Collect each line of the records containing the string "name".

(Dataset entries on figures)
◇ ◇ ◇ ◇ ◇
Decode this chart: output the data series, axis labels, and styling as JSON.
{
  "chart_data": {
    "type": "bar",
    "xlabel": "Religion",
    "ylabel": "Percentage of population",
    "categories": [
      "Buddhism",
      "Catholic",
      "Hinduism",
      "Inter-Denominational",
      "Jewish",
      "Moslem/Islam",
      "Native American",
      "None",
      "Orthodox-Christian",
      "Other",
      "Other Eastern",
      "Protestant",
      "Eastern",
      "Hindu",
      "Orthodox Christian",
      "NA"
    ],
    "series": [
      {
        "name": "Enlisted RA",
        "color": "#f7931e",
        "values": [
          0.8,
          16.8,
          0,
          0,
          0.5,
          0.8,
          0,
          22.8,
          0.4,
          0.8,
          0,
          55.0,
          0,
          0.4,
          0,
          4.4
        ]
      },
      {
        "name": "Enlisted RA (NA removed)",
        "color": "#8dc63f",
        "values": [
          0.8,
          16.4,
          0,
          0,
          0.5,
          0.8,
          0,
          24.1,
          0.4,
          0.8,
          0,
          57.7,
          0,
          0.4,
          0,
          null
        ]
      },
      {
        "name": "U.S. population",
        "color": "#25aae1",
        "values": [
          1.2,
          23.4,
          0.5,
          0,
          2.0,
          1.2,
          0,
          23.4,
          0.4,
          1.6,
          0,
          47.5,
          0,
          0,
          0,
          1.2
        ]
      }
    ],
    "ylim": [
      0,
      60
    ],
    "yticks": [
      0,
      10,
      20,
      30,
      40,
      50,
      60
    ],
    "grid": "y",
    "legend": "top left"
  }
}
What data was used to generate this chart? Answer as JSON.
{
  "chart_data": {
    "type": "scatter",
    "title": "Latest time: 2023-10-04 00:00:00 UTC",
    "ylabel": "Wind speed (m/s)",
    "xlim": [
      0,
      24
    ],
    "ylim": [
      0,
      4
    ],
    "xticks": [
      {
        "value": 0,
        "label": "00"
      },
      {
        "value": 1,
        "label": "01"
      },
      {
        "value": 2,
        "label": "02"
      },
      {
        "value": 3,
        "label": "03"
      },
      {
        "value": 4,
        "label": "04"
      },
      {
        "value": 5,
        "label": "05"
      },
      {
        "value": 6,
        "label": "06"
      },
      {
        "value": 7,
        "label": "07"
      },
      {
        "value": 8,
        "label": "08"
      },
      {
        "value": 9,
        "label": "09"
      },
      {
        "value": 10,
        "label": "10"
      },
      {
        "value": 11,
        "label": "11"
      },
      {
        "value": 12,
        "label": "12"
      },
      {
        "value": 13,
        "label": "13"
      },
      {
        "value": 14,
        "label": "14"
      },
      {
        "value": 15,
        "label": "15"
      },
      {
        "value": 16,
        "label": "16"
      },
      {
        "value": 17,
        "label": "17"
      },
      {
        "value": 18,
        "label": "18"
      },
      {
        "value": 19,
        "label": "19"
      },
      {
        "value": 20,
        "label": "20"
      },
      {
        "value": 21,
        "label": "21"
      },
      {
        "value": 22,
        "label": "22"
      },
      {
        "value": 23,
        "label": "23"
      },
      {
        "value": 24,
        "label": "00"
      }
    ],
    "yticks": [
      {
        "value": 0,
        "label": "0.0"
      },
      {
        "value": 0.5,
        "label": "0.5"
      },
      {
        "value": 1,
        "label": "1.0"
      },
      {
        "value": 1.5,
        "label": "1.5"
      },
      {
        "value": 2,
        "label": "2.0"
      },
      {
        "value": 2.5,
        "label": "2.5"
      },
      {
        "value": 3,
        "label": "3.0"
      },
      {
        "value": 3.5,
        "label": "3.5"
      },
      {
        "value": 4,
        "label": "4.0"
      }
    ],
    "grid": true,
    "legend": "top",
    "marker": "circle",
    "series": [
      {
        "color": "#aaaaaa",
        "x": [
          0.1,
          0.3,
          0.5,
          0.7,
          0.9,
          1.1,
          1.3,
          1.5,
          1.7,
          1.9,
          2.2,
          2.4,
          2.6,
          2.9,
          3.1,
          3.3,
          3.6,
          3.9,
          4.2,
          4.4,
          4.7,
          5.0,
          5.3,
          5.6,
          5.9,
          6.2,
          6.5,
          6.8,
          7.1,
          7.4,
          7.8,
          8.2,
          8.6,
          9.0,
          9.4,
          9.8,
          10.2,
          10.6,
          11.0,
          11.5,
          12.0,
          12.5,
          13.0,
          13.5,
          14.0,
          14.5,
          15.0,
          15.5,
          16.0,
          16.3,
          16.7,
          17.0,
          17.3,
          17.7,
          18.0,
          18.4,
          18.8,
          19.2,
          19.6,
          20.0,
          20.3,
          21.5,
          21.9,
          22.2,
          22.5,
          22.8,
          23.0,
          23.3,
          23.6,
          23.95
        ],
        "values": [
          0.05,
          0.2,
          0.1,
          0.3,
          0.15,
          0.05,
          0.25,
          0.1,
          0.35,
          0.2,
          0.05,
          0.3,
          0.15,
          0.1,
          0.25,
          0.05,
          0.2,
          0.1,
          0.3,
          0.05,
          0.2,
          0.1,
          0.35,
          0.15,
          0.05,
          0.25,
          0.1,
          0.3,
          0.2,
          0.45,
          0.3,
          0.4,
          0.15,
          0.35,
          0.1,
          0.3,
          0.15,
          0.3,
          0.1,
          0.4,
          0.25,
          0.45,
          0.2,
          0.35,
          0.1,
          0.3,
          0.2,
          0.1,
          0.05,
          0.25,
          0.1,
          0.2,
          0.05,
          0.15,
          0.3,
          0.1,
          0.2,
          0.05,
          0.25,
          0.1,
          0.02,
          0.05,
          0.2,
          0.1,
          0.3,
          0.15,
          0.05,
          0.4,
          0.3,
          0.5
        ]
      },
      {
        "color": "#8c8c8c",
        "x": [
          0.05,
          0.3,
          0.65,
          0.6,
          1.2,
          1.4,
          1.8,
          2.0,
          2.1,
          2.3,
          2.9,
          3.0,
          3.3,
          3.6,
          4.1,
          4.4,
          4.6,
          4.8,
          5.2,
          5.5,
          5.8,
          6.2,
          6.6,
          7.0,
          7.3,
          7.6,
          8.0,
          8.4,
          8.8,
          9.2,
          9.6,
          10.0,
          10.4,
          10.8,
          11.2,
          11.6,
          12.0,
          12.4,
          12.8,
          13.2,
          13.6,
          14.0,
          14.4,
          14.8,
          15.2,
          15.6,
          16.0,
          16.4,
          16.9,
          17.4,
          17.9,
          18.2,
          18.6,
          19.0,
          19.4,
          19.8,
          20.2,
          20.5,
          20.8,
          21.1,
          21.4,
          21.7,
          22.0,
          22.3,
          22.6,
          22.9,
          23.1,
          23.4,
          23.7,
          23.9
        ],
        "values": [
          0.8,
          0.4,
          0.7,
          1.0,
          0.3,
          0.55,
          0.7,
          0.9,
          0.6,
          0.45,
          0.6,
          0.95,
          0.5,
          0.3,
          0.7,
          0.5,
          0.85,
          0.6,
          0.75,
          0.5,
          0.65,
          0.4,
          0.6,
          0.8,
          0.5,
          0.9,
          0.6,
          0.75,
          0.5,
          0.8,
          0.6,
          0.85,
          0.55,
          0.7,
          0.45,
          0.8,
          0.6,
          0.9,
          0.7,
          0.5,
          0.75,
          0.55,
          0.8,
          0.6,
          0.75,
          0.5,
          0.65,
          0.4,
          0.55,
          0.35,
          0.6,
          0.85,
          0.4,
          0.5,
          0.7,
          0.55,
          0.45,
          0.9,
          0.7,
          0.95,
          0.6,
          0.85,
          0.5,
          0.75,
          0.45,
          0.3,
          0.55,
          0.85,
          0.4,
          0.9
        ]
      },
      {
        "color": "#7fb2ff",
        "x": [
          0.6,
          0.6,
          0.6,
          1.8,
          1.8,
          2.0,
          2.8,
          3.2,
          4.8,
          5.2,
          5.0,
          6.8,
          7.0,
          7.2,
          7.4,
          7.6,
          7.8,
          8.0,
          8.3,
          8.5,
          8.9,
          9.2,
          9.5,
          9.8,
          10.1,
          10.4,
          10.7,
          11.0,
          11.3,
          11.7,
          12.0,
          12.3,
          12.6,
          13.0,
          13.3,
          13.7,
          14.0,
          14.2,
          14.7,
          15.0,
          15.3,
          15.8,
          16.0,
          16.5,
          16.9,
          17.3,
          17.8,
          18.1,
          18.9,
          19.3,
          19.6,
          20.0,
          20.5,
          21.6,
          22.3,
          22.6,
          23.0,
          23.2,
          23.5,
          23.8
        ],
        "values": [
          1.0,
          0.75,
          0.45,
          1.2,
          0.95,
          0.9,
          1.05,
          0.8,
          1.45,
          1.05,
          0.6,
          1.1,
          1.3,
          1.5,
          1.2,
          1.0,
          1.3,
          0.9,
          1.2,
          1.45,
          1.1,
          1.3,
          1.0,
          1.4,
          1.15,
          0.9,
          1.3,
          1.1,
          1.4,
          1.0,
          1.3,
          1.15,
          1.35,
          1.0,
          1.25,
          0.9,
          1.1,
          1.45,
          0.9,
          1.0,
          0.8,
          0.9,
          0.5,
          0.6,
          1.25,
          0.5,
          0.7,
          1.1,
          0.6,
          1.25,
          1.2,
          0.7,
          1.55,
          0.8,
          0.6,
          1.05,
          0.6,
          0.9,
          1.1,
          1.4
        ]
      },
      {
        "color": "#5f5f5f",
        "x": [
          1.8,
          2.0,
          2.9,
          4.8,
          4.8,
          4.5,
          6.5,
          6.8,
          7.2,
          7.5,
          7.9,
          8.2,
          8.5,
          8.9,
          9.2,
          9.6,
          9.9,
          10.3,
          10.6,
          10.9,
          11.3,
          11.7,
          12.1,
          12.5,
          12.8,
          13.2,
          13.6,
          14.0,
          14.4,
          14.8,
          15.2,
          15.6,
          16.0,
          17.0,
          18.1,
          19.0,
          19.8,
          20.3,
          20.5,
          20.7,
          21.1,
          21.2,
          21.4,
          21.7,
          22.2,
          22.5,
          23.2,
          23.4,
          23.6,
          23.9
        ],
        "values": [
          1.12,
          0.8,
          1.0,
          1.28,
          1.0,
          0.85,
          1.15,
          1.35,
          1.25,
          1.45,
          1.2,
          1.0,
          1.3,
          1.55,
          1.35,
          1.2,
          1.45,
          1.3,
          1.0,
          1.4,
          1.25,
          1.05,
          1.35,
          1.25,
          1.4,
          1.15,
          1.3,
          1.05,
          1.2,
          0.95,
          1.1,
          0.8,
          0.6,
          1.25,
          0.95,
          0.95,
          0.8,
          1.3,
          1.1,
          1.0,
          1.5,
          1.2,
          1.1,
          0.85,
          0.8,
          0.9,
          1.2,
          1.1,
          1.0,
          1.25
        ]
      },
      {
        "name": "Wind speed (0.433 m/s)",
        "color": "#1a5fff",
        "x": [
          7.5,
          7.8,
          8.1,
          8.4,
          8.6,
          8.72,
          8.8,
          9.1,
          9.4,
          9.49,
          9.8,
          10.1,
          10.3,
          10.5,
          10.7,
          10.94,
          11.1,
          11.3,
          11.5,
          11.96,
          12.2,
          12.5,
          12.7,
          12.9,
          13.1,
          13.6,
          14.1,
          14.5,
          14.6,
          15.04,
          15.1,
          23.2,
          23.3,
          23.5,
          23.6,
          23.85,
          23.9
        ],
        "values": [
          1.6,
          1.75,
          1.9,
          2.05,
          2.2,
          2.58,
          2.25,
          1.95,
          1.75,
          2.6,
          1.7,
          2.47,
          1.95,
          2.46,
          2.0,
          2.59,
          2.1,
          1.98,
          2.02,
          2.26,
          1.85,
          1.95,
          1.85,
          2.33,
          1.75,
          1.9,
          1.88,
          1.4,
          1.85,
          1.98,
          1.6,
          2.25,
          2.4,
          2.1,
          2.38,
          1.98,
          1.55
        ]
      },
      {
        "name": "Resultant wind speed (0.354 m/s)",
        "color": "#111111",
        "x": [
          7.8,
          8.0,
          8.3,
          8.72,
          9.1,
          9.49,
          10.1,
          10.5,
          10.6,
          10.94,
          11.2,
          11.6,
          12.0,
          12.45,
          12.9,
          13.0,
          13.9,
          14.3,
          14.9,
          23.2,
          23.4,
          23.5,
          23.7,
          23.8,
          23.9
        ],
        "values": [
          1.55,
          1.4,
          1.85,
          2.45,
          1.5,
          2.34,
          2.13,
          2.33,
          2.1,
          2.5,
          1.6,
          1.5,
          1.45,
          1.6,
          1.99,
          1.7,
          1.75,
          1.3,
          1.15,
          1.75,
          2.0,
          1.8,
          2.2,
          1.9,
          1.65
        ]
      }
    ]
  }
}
◇ ◇ ◇ ◇ ◇
SOLUTION BELOW —
        "name": "Enlisted RA",
        "name": "Enlisted RA (NA removed)",
        "name": "U.S. population",
        "name": "Wind speed (0.433 m/s)",
        "name": "Resultant wind speed (0.354 m/s)",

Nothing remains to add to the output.